EXERCISE DETAILS:
Print each line exactly as it is given.

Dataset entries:
>>>>
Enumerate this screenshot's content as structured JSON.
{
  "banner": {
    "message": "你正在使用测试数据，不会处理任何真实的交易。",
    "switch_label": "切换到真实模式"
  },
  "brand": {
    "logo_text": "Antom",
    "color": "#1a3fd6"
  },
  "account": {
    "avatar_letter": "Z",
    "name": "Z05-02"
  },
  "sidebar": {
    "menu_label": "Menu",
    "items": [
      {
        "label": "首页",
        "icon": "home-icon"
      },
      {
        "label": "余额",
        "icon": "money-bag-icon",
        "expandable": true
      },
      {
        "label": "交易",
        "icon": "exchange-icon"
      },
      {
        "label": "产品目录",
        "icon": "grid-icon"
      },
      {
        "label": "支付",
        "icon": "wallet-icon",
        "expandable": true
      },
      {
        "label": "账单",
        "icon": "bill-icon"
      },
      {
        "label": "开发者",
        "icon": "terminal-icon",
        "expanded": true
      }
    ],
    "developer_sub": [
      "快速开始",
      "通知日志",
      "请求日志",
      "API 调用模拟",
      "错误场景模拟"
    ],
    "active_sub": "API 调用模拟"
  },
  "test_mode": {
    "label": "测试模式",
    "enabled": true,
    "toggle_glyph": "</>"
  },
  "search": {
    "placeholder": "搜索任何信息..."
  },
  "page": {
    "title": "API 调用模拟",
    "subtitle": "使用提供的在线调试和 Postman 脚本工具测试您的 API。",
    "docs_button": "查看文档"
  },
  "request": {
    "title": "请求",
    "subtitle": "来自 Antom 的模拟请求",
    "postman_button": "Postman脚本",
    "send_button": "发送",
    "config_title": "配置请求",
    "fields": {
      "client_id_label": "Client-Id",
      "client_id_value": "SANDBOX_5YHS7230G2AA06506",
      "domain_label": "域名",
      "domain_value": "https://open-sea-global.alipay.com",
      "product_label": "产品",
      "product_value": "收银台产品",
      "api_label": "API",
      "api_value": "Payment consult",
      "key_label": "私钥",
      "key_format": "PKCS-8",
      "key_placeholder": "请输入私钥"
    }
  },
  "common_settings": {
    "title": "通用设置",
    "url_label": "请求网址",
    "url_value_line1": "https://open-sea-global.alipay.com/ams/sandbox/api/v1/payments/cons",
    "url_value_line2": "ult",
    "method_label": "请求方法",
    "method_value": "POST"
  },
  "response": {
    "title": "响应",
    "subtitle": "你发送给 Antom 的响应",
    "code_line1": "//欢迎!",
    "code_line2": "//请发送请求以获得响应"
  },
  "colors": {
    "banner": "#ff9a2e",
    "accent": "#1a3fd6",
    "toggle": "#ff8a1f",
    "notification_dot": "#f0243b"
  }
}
<<<<
TASK RESULT:
Enumerate this screenshot's content as structured JSON.
{
  "banner": {
    "message": "你正在使用测试数据，不会处理任何真实的交易。",
    "switch_label": "切换到真实模式"
  },
  "brand": {
    "logo_text": "Antom",
    "color": "#1a3fd6"
  },
  "account": {
    "avatar_letter": "Z",
    "name": "Z05-02"
  },
  "sidebar": {
    "menu_label": "Menu",
    "items": [
      {
        "label": "首页",
        "icon": "home-icon"
      },
      {
        "label": "余额",
        "icon": "money-bag-icon",
        "expandable": true
      },
      {
        "label": "交易",
        "icon": "exchange-icon"
      },
      {
        "label": "产品目录",
        "icon": "grid-icon"
      },
      {
        "label": "支付",
        "icon": "wallet-icon",
        "expandable": true
      },
      {
        "label": "账单",
        "icon": "bill-icon"
      },
      {
        "label": "开发者",
        "icon": "terminal-icon",
        "expanded": true
      }
    ],
    "developer_sub": [
      "快速开始",
      "通知日志",
      "请求日志",
      "API 调用模拟",
      "错误场景模拟"
    ],
    "active_sub": "API 调用模拟"
  },
  "test_mode": {
    "label": "测试模式",
    "enabled": true,
    "toggle_glyph": "</>"
  },
  "search": {
    "placeholder": "搜索任何信息..."
  },
  "page": {
    "title": "API 调用模拟",
    "subtitle": "使用提供的在线调试和 Postman 脚本工具测试您的 API。",
    "docs_button": "查看文档"
  },
  "request": {
    "title": "请求",
    "subtitle": "来自 Antom 的模拟请求",
    "postman_button": "Postman脚本",
    "send_button": "发送",
    "config_title": "配置请求",
    "fields": {
      "client_id_label": "Client-Id",
      "client_id_value": "SANDBOX_5YHS7230G2AA06506",
      "domain_label": "域名",
      "domain_value": "https://open-sea-global.alipay.com",
      "product_label": "产品",
      "product_value": "收银台产品",
      "api_label": "API",
      "api_value": "Payment consult",
      "key_label": "私钥",
      "key_format": "PKCS-8",
      "key_placeholder": "请输入私钥"
    }
  },
  "common_settings": {
    "title": "通用设置",
    "url_label": "请求网址",
    "url_value_line1": "https://open-sea-global.alipay.com/ams/sandbox/api/v1/payments/cons",
    "url_value_line2": "ult",
    "method_label": "请求方法",
    "method_value": "POST"
  },
  "response": {
    "title": "响应",
    "subtitle": "你发送给 Antom 的响应",
    "code_line1": "//欢迎!",
    "code_line2": "//请发送请求以获得响应"
  },
  "colors": {
    "banner": "#ff9a2e",
    "accent": "#1a3fd6",
    "toggle": "#ff8a1f",
    "notification_dot": "#f0243b"
  }
}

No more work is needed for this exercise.